== AIM OF THE TASK ==
Below are records to transcribe exactly, without their pictures.

== PROVIDED ENTRIES ==
********

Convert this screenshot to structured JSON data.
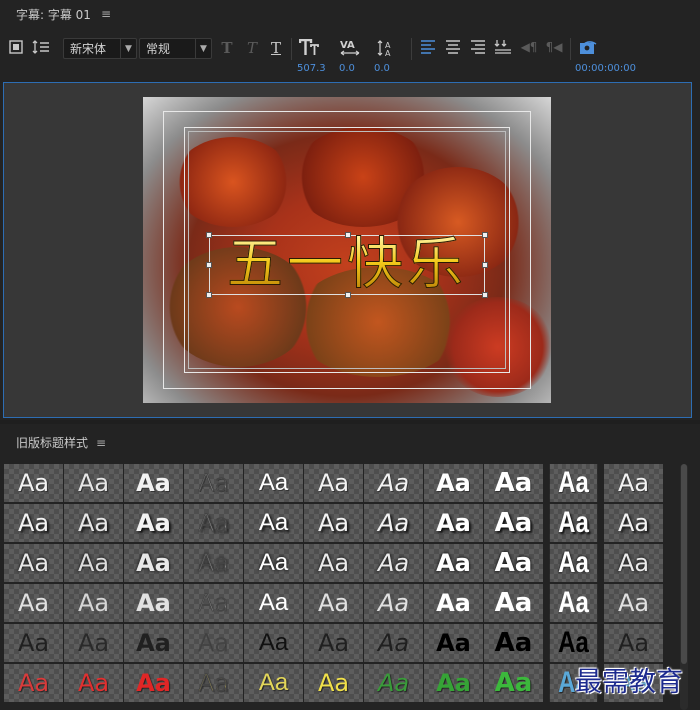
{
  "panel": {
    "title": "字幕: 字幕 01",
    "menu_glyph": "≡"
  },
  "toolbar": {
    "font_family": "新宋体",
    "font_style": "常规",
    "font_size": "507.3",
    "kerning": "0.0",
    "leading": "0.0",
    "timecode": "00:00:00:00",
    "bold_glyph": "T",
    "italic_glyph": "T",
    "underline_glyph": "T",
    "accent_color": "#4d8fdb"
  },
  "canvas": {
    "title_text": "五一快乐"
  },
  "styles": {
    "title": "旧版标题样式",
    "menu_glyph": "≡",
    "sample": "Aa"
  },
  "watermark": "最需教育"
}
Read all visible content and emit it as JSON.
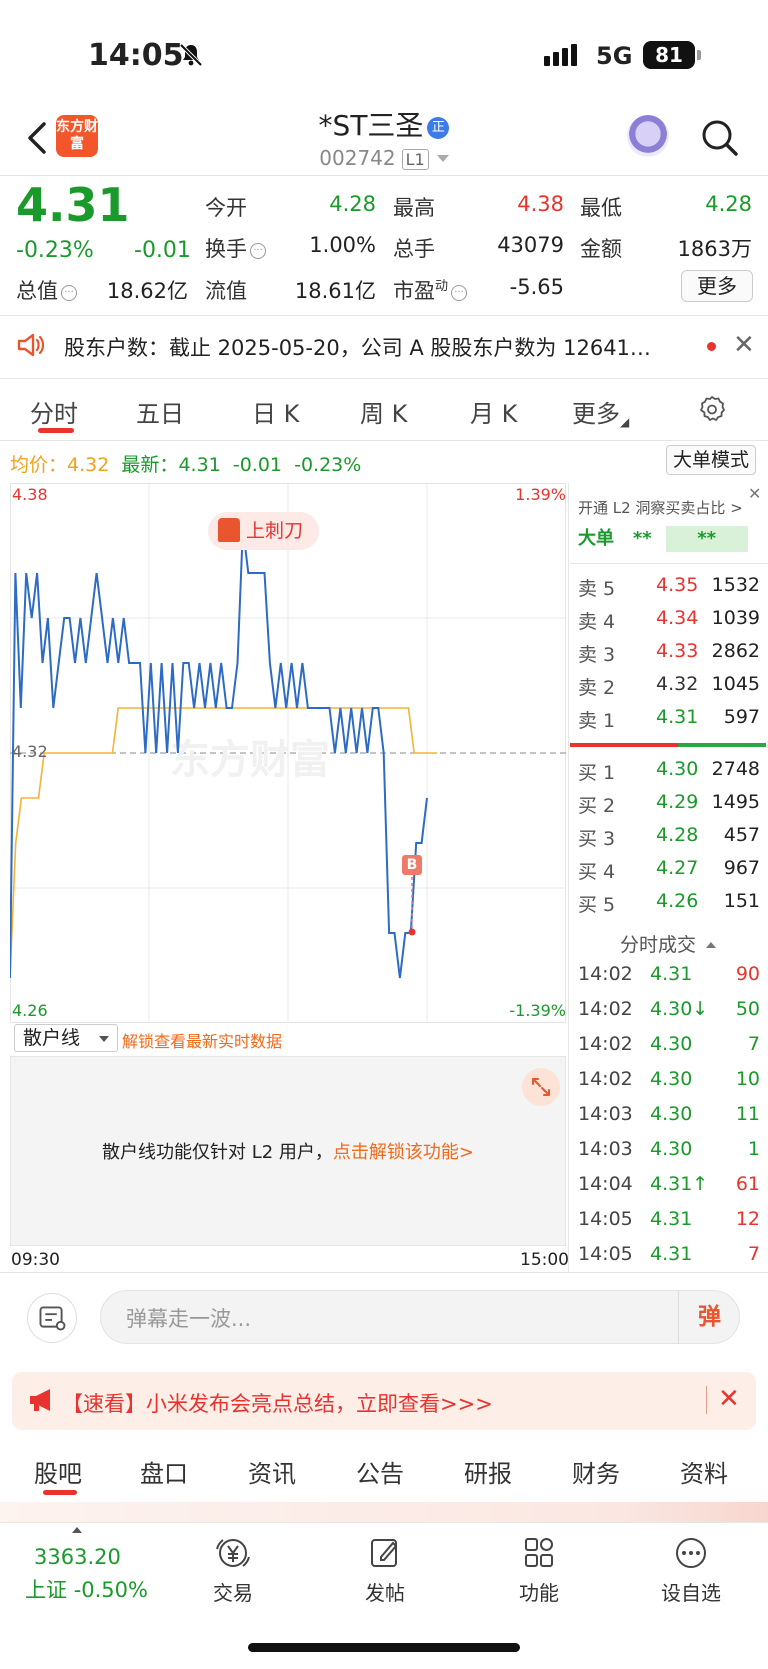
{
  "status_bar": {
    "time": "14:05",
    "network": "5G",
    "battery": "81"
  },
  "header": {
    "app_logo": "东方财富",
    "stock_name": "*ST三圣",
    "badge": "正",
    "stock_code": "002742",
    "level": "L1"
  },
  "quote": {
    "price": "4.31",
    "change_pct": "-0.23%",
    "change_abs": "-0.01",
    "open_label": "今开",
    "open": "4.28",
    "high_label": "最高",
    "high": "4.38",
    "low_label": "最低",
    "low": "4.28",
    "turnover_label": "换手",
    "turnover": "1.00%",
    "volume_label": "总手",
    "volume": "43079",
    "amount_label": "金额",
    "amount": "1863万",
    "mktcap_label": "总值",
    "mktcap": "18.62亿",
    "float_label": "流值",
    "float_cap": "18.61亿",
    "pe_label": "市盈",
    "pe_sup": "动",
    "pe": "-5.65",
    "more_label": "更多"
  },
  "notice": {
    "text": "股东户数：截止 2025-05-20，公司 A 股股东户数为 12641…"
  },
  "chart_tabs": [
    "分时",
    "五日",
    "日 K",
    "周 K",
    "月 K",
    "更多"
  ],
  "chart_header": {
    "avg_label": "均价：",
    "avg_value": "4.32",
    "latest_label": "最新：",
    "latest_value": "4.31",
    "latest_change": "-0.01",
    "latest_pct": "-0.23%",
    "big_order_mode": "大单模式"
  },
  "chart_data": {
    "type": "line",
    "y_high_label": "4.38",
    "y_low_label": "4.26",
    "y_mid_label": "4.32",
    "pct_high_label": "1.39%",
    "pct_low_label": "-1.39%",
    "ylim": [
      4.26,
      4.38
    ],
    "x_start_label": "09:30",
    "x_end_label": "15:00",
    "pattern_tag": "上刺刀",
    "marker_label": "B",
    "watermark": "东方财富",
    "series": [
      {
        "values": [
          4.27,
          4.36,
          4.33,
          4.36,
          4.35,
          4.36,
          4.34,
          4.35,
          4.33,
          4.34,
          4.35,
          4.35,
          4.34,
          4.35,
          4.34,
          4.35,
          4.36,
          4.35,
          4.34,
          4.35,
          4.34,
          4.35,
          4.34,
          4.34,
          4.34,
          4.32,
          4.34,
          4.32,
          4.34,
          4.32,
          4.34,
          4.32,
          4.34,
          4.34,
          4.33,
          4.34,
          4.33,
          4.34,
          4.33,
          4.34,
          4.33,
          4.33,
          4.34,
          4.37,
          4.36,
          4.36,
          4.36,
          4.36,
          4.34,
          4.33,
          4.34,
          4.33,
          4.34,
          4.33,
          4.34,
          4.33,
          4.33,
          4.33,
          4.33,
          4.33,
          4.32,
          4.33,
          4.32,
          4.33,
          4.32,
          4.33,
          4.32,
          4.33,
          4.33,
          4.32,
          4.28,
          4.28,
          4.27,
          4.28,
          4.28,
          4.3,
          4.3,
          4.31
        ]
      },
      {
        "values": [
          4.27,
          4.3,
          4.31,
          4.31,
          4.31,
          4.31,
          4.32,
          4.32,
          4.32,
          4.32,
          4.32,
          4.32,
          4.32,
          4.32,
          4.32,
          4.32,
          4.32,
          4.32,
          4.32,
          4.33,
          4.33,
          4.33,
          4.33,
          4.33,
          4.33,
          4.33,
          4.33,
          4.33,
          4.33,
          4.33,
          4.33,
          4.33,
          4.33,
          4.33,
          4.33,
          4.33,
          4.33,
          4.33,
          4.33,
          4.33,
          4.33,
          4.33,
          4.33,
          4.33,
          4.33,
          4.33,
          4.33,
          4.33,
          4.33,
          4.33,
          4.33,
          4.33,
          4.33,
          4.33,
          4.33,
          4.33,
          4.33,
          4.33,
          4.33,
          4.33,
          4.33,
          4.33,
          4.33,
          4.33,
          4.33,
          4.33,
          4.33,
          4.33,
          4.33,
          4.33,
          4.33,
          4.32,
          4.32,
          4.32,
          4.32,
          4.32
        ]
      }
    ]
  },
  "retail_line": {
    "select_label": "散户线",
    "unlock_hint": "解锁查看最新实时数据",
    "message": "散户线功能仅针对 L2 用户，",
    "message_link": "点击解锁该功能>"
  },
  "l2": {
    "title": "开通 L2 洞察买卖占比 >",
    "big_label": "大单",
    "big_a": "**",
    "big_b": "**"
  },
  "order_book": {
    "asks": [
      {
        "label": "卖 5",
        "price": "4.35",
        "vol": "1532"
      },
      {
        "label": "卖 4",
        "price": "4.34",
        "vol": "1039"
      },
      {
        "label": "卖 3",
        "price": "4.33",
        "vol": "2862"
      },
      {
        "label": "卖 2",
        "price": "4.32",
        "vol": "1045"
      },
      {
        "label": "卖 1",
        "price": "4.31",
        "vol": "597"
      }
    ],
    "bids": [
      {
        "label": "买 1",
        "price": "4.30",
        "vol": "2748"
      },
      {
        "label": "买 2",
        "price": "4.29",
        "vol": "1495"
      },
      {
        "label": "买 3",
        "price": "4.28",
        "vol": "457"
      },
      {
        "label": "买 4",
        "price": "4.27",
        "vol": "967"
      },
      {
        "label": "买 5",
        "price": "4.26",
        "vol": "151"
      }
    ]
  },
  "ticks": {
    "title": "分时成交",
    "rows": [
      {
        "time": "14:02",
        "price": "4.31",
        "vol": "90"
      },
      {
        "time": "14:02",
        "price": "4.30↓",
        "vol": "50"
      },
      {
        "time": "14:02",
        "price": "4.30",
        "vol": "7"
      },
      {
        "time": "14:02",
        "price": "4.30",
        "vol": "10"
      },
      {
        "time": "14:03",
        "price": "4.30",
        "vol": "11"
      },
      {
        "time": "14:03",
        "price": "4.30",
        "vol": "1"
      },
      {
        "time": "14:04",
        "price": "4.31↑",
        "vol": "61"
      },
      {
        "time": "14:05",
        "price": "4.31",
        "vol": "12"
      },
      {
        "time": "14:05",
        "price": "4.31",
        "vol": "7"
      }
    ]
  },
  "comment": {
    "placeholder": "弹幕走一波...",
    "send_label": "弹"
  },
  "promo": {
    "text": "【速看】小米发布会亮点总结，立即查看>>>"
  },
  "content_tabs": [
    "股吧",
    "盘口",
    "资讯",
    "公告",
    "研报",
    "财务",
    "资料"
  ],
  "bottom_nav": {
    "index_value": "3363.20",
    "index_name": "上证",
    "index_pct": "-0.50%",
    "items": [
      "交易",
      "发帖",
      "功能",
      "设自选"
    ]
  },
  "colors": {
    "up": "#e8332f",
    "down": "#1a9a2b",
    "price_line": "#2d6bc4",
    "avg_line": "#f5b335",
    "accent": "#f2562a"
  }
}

********

== ANSWER FOR THE TASK ==
Convert this screenshot to structured JSON data.
{
  "panel": {
    "title": "字幕: 字幕 01",
    "menu_glyph": "≡"
  },
  "toolbar": {
    "font_family": "新宋体",
    "font_style": "常规",
    "font_size": "507.3",
    "kerning": "0.0",
    "leading": "0.0",
    "timecode": "00:00:00:00",
    "bold_glyph": "T",
    "italic_glyph": "T",
    "underline_glyph": "T",
    "accent_color": "#4d8fdb"
  },
  "canvas": {
    "title_text": "五一快乐"
  },
  "styles": {
    "title": "旧版标题样式",
    "menu_glyph": "≡",
    "sample": "Aa"
  },
  "watermark": "最需教育"
}
Read all visible content and emit it as JSON.
{
  "status_bar": {
    "time": "14:05",
    "network": "5G",
    "battery": "81"
  },
  "header": {
    "app_logo": "东方财富",
    "stock_name": "*ST三圣",
    "badge": "正",
    "stock_code": "002742",
    "level": "L1"
  },
  "quote": {
    "price": "4.31",
    "change_pct": "-0.23%",
    "change_abs": "-0.01",
    "open_label": "今开",
    "open": "4.28",
    "high_label": "最高",
    "high": "4.38",
    "low_label": "最低",
    "low": "4.28",
    "turnover_label": "换手",
    "turnover": "1.00%",
    "volume_label": "总手",
    "volume": "43079",
    "amount_label": "金额",
    "amount": "1863万",
    "mktcap_label": "总值",
    "mktcap": "18.62亿",
    "float_label": "流值",
    "float_cap": "18.61亿",
    "pe_label": "市盈",
    "pe_sup": "动",
    "pe": "-5.65",
    "more_label": "更多"
  },
  "notice": {
    "text": "股东户数：截止 2025-05-20，公司 A 股股东户数为 12641…"
  },
  "chart_tabs": [
    "分时",
    "五日",
    "日 K",
    "周 K",
    "月 K",
    "更多"
  ],
  "chart_header": {
    "avg_label": "均价：",
    "avg_value": "4.32",
    "latest_label": "最新：",
    "latest_value": "4.31",
    "latest_change": "-0.01",
    "latest_pct": "-0.23%",
    "big_order_mode": "大单模式"
  },
  "chart_data": {
    "type": "line",
    "y_high_label": "4.38",
    "y_low_label": "4.26",
    "y_mid_label": "4.32",
    "pct_high_label": "1.39%",
    "pct_low_label": "-1.39%",
    "ylim": [
      4.26,
      4.38
    ],
    "x_start_label": "09:30",
    "x_end_label": "15:00",
    "pattern_tag": "上刺刀",
    "marker_label": "B",
    "watermark": "东方财富",
    "series": [
      {
        "values": [
          4.27,
          4.36,
          4.33,
          4.36,
          4.35,
          4.36,
          4.34,
          4.35,
          4.33,
          4.34,
          4.35,
          4.35,
          4.34,
          4.35,
          4.34,
          4.35,
          4.36,
          4.35,
          4.34,
          4.35,
          4.34,
          4.35,
          4.34,
          4.34,
          4.34,
          4.32,
          4.34,
          4.32,
          4.34,
          4.32,
          4.34,
          4.32,
          4.34,
          4.34,
          4.33,
          4.34,
          4.33,
          4.34,
          4.33,
          4.34,
          4.33,
          4.33,
          4.34,
          4.37,
          4.36,
          4.36,
          4.36,
          4.36,
          4.34,
          4.33,
          4.34,
          4.33,
          4.34,
          4.33,
          4.34,
          4.33,
          4.33,
          4.33,
          4.33,
          4.33,
          4.32,
          4.33,
          4.32,
          4.33,
          4.32,
          4.33,
          4.32,
          4.33,
          4.33,
          4.32,
          4.28,
          4.28,
          4.27,
          4.28,
          4.28,
          4.3,
          4.3,
          4.31
        ]
      },
      {
        "values": [
          4.27,
          4.3,
          4.31,
          4.31,
          4.31,
          4.31,
          4.32,
          4.32,
          4.32,
          4.32,
          4.32,
          4.32,
          4.32,
          4.32,
          4.32,
          4.32,
          4.32,
          4.32,
          4.32,
          4.33,
          4.33,
          4.33,
          4.33,
          4.33,
          4.33,
          4.33,
          4.33,
          4.33,
          4.33,
          4.33,
          4.33,
          4.33,
          4.33,
          4.33,
          4.33,
          4.33,
          4.33,
          4.33,
          4.33,
          4.33,
          4.33,
          4.33,
          4.33,
          4.33,
          4.33,
          4.33,
          4.33,
          4.33,
          4.33,
          4.33,
          4.33,
          4.33,
          4.33,
          4.33,
          4.33,
          4.33,
          4.33,
          4.33,
          4.33,
          4.33,
          4.33,
          4.33,
          4.33,
          4.33,
          4.33,
          4.33,
          4.33,
          4.33,
          4.33,
          4.33,
          4.33,
          4.32,
          4.32,
          4.32,
          4.32,
          4.32
        ]
      }
    ]
  },
  "retail_line": {
    "select_label": "散户线",
    "unlock_hint": "解锁查看最新实时数据",
    "message": "散户线功能仅针对 L2 用户，",
    "message_link": "点击解锁该功能>"
  },
  "l2": {
    "title": "开通 L2 洞察买卖占比 >",
    "big_label": "大单",
    "big_a": "**",
    "big_b": "**"
  },
  "order_book": {
    "asks": [
      {
        "label": "卖 5",
        "price": "4.35",
        "vol": "1532"
      },
      {
        "label": "卖 4",
        "price": "4.34",
        "vol": "1039"
      },
      {
        "label": "卖 3",
        "price": "4.33",
        "vol": "2862"
      },
      {
        "label": "卖 2",
        "price": "4.32",
        "vol": "1045"
      },
      {
        "label": "卖 1",
        "price": "4.31",
        "vol": "597"
      }
    ],
    "bids": [
      {
        "label": "买 1",
        "price": "4.30",
        "vol": "2748"
      },
      {
        "label": "买 2",
        "price": "4.29",
        "vol": "1495"
      },
      {
        "label": "买 3",
        "price": "4.28",
        "vol": "457"
      },
      {
        "label": "买 4",
        "price": "4.27",
        "vol": "967"
      },
      {
        "label": "买 5",
        "price": "4.26",
        "vol": "151"
      }
    ]
  },
  "ticks": {
    "title": "分时成交",
    "rows": [
      {
        "time": "14:02",
        "price": "4.31",
        "vol": "90"
      },
      {
        "time": "14:02",
        "price": "4.30↓",
        "vol": "50"
      },
      {
        "time": "14:02",
        "price": "4.30",
        "vol": "7"
      },
      {
        "time": "14:02",
        "price": "4.30",
        "vol": "10"
      },
      {
        "time": "14:03",
        "price": "4.30",
        "vol": "11"
      },
      {
        "time": "14:03",
        "price": "4.30",
        "vol": "1"
      },
      {
        "time": "14:04",
        "price": "4.31↑",
        "vol": "61"
      },
      {
        "time": "14:05",
        "price": "4.31",
        "vol": "12"
      },
      {
        "time": "14:05",
        "price": "4.31",
        "vol": "7"
      }
    ]
  },
  "comment": {
    "placeholder": "弹幕走一波...",
    "send_label": "弹"
  },
  "promo": {
    "text": "【速看】小米发布会亮点总结，立即查看>>>"
  },
  "content_tabs": [
    "股吧",
    "盘口",
    "资讯",
    "公告",
    "研报",
    "财务",
    "资料"
  ],
  "bottom_nav": {
    "index_value": "3363.20",
    "index_name": "上证",
    "index_pct": "-0.50%",
    "items": [
      "交易",
      "发帖",
      "功能",
      "设自选"
    ]
  },
  "colors": {
    "up": "#e8332f",
    "down": "#1a9a2b",
    "price_line": "#2d6bc4",
    "avg_line": "#f5b335",
    "accent": "#f2562a"
  }
}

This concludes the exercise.